* **Task statement**
Look through the records that follow. Copy every line containing the word "header".
══ Input records
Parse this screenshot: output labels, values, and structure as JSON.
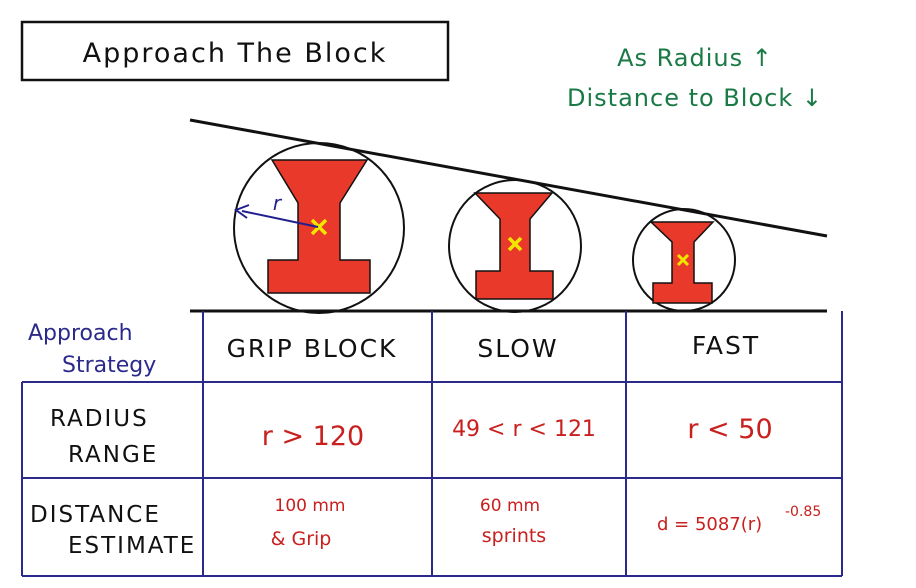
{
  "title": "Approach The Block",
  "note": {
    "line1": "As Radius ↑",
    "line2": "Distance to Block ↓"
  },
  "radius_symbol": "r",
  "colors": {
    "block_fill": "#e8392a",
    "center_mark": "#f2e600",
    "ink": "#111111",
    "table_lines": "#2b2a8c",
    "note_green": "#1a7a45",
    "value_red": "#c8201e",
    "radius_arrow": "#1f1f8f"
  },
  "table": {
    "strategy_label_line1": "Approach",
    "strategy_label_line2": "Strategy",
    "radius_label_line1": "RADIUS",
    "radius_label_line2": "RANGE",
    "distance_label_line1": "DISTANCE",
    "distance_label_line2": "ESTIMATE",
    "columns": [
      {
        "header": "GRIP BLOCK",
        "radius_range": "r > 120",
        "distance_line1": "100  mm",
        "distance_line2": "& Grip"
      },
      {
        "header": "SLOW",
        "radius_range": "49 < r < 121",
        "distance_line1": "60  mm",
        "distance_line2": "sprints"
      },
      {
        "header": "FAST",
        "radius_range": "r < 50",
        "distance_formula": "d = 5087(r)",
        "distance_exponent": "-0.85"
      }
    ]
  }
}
════
* **Full solution**
        "header": "GRIP BLOCK",
        "header": "SLOW",
        "header": "FAST",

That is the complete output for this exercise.